(Exercise aim):
Return only the number of lines in the entries below that hold the word "half".

(Figure record extracts):
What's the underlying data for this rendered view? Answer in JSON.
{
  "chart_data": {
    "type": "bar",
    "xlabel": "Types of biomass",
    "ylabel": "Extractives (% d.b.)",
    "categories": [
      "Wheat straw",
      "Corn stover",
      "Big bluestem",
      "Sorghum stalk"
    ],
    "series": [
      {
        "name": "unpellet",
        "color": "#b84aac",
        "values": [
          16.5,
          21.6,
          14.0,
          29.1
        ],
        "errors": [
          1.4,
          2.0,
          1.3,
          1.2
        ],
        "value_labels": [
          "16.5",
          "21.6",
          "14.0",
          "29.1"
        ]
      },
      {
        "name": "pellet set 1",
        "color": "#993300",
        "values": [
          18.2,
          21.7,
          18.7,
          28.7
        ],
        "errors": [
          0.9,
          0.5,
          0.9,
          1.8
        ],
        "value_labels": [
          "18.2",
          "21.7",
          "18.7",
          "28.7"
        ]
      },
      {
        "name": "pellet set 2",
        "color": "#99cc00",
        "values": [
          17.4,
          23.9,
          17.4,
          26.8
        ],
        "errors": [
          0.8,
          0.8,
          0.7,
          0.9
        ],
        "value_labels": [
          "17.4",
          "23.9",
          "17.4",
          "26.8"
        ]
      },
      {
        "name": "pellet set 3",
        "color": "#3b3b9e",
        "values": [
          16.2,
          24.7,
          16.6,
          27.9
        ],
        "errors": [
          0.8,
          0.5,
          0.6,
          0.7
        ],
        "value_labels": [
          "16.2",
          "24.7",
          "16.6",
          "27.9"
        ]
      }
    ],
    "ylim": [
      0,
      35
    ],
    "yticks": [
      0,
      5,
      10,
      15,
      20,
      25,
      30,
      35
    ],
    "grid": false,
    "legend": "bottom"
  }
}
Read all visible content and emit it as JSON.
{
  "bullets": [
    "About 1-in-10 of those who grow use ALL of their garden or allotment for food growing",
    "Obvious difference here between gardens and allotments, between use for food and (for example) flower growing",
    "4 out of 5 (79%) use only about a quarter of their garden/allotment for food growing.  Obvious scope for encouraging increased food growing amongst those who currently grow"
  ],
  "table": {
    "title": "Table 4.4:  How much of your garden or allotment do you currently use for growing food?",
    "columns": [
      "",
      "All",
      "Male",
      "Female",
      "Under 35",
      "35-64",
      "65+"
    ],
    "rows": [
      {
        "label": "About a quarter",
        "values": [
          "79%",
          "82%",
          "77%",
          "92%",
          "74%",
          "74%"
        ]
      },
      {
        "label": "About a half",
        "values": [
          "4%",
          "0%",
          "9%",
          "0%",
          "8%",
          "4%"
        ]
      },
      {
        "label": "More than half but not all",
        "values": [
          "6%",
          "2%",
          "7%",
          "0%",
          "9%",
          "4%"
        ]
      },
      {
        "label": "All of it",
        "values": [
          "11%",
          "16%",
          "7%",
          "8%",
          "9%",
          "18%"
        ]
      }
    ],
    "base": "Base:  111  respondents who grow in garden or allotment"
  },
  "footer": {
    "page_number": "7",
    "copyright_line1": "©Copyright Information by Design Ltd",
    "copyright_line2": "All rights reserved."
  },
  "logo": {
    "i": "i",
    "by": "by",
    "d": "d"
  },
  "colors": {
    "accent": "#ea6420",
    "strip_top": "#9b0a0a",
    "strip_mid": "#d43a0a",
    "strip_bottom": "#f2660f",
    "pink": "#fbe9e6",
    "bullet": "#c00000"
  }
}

(Exercise answer):
2